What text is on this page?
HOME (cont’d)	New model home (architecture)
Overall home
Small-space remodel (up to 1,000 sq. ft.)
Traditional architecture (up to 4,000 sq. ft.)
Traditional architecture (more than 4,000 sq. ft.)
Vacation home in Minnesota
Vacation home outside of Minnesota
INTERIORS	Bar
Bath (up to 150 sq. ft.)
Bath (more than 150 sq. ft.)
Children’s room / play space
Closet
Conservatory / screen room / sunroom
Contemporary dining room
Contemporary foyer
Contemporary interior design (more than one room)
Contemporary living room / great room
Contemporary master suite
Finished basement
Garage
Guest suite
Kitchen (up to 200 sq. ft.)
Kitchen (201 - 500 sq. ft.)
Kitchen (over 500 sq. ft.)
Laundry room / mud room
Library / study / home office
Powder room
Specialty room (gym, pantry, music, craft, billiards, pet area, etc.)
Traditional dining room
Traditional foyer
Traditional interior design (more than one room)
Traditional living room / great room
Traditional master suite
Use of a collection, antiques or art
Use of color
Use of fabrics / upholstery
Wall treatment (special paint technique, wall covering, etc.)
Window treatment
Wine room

☆ ☆ ☆ ☆

Directions for this task:
Identify every line where the string "home" appears.

The solution:
HOME (cont’d)	New model home (architecture)
Overall home
Vacation home in Minnesota
Vacation home outside of Minnesota
Library / study / home office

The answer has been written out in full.